:: WRITTEN INSTRUCTION ::
Where a line in the listing contains the string "selected", copy that line out.

Data records
--*--

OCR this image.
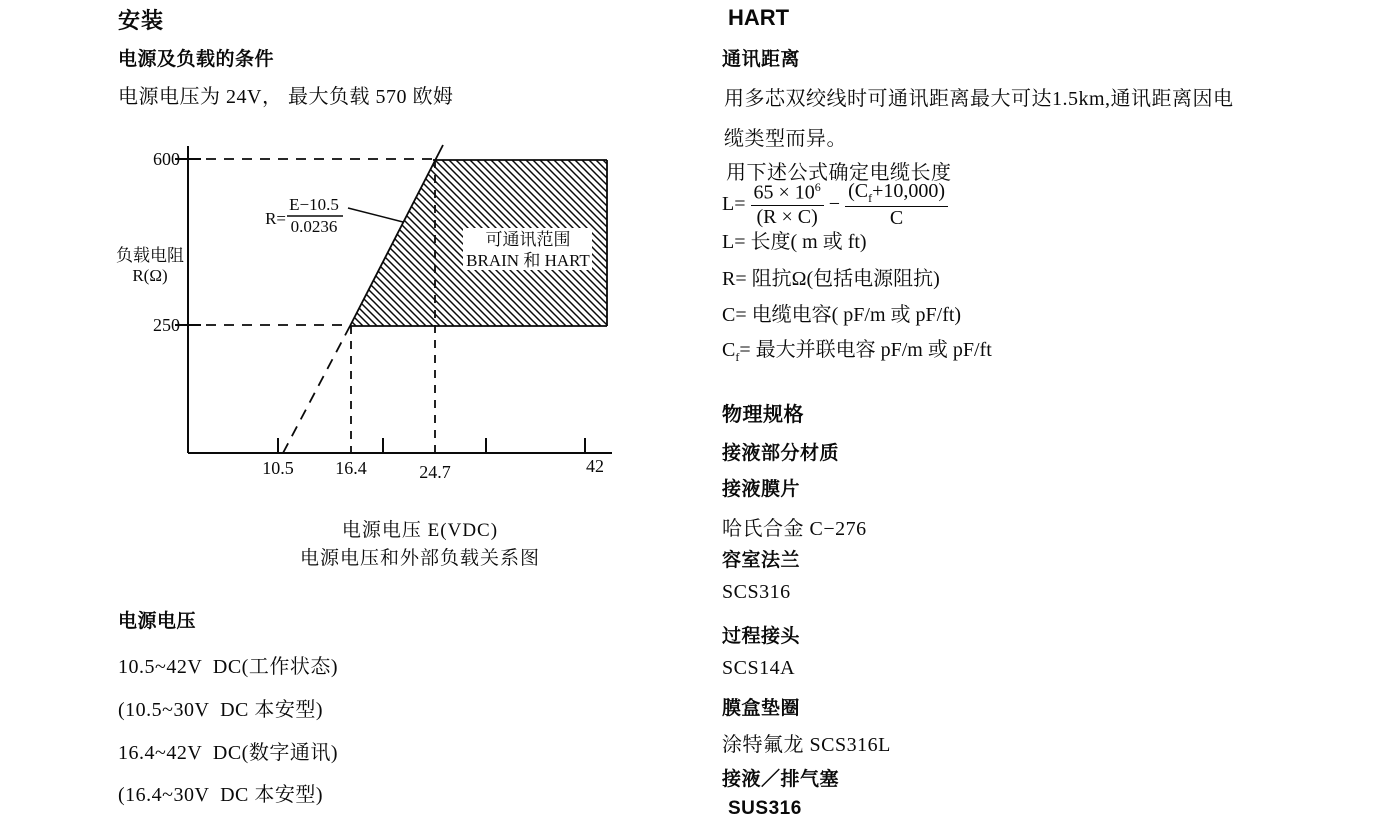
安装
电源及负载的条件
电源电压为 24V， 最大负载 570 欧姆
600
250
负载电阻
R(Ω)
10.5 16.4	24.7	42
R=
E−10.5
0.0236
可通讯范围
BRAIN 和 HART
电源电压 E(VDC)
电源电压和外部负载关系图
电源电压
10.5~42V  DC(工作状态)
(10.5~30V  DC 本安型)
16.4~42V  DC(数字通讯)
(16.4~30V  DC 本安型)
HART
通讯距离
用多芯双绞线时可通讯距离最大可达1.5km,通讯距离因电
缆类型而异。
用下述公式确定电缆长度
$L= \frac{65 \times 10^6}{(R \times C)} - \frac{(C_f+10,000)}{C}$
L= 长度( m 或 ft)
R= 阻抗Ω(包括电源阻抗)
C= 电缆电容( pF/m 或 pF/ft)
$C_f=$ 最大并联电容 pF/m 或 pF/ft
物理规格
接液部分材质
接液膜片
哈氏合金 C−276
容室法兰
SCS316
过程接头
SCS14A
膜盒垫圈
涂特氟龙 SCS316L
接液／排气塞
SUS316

--*--

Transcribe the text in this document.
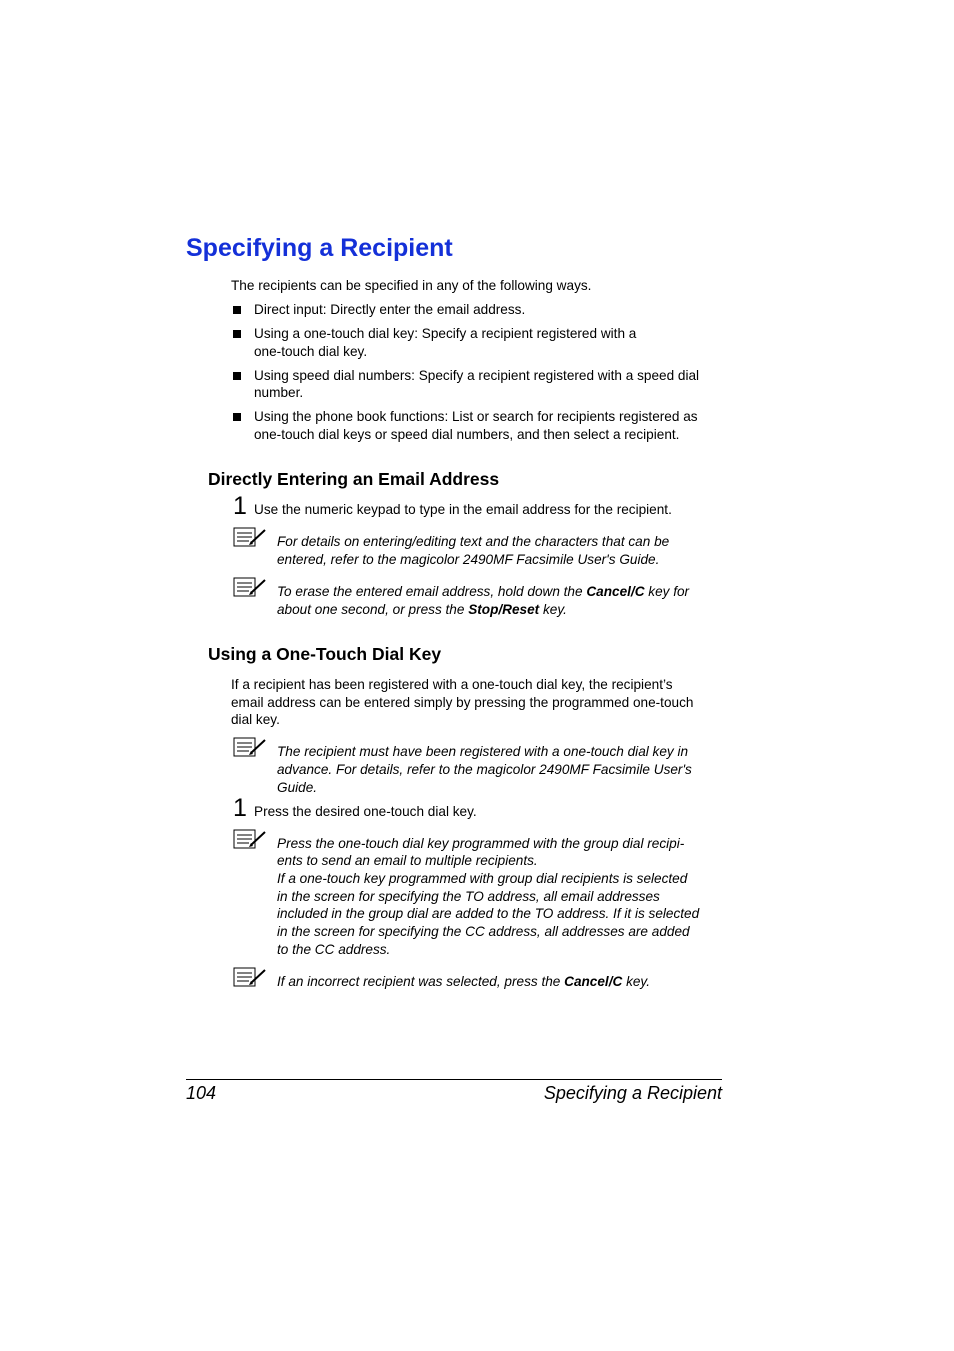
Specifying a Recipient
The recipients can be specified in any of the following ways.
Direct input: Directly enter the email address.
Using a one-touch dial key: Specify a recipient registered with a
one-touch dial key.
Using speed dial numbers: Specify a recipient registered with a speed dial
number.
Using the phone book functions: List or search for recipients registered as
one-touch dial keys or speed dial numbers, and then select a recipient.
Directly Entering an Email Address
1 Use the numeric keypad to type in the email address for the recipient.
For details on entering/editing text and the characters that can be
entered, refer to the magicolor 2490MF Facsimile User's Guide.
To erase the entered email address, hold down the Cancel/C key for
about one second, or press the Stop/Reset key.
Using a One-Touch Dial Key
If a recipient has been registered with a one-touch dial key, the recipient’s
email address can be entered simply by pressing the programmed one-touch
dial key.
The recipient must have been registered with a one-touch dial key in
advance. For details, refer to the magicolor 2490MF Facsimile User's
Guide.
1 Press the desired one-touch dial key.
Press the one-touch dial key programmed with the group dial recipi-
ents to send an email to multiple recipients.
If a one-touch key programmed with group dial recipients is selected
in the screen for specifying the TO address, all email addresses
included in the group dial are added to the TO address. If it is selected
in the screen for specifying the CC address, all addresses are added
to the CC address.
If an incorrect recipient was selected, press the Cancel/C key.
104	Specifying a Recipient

--*--

:: EXERCISE RESPONSE ::
If a one-touch key programmed with group dial recipients is selected
included in the group dial are added to the TO address. If it is selected
If an incorrect recipient was selected, press the Cancel/C key.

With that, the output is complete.